**** Provided information ****

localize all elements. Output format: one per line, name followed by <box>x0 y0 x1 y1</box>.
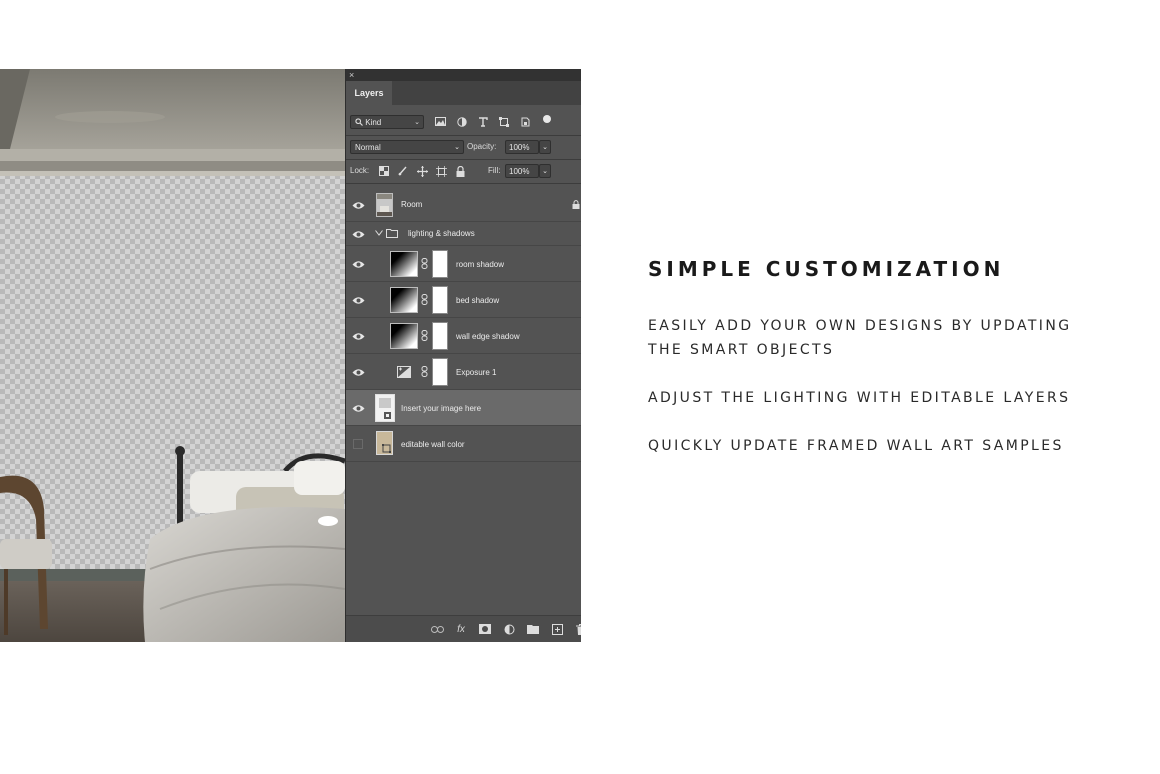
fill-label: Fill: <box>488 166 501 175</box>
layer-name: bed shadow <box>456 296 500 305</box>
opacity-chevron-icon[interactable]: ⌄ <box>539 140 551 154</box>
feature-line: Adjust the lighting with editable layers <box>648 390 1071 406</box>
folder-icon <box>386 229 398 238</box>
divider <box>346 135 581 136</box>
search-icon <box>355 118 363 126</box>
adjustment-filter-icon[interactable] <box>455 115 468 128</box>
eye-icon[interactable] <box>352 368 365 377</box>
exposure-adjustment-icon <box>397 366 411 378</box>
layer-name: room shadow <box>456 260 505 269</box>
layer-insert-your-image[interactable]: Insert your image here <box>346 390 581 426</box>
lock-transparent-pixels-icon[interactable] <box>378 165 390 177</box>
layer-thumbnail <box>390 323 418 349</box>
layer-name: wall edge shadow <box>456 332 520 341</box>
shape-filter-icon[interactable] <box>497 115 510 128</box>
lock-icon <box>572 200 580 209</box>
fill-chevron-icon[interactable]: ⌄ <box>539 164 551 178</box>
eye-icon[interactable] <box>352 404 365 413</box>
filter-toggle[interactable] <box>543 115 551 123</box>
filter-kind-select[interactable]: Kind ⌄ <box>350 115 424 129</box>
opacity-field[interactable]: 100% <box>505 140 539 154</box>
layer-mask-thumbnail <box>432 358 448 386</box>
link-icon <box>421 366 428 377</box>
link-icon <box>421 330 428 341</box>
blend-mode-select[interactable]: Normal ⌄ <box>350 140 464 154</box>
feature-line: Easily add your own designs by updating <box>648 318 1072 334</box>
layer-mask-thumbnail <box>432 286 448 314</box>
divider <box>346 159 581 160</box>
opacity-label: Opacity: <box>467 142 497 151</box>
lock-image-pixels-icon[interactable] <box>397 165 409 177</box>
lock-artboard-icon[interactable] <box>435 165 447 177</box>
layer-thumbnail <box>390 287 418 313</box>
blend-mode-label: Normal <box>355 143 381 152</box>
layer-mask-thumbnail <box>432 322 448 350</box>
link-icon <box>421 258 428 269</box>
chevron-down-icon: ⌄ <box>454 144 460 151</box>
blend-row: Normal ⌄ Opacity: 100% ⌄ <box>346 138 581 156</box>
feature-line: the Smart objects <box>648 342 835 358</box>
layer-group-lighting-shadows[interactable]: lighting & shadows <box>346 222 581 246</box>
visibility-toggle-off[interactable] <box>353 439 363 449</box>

****

**Task:**
Extract every line of the material above verbatim, leaving out the picture.

**Exercise output:**
localize all elements. Output format: one per line, name followed by <box>x0 y0 x1 y1</box>.
fill-label: Fill: <box>488 166 501 175</box>
layer-name: bed shadow <box>456 296 500 305</box>
opacity-chevron-icon[interactable]: ⌄ <box>539 140 551 154</box>
feature-line: Adjust the lighting with editable layers <box>648 390 1071 406</box>
folder-icon <box>386 229 398 238</box>
divider <box>346 135 581 136</box>
search-icon <box>355 118 363 126</box>
adjustment-filter-icon[interactable] <box>455 115 468 128</box>
eye-icon[interactable] <box>352 368 365 377</box>
exposure-adjustment-icon <box>397 366 411 378</box>
layer-name: room shadow <box>456 260 505 269</box>
layer-insert-your-image[interactable]: Insert your image here <box>346 390 581 426</box>
lock-transparent-pixels-icon[interactable] <box>378 165 390 177</box>
layer-thumbnail <box>390 323 418 349</box>
layer-name: wall edge shadow <box>456 332 520 341</box>
shape-filter-icon[interactable] <box>497 115 510 128</box>
lock-icon <box>572 200 580 209</box>
fill-chevron-icon[interactable]: ⌄ <box>539 164 551 178</box>
eye-icon[interactable] <box>352 404 365 413</box>
filter-toggle[interactable] <box>543 115 551 123</box>
filter-kind-select[interactable]: Kind ⌄ <box>350 115 424 129</box>
opacity-field[interactable]: 100% <box>505 140 539 154</box>
layer-mask-thumbnail <box>432 358 448 386</box>
link-icon <box>421 366 428 377</box>
link-icon <box>421 330 428 341</box>
blend-mode-select[interactable]: Normal ⌄ <box>350 140 464 154</box>
feature-line: Easily add your own designs by updating <box>648 318 1072 334</box>
layer-mask-thumbnail <box>432 286 448 314</box>
divider <box>346 159 581 160</box>
opacity-label: Opacity: <box>467 142 497 151</box>
lock-image-pixels-icon[interactable] <box>397 165 409 177</box>
lock-artboard-icon[interactable] <box>435 165 447 177</box>
layer-thumbnail <box>390 287 418 313</box>
blend-mode-label: Normal <box>355 143 381 152</box>
layer-mask-thumbnail <box>432 322 448 350</box>
link-icon <box>421 258 428 269</box>
chevron-down-icon: ⌄ <box>454 144 460 151</box>
blend-row: Normal ⌄ Opacity: 100% ⌄ <box>346 138 581 156</box>
feature-line: the Smart objects <box>648 342 835 358</box>
layer-group-lighting-shadows[interactable]: lighting & shadows <box>346 222 581 246</box>
visibility-toggle-off[interactable] <box>353 439 363 449</box>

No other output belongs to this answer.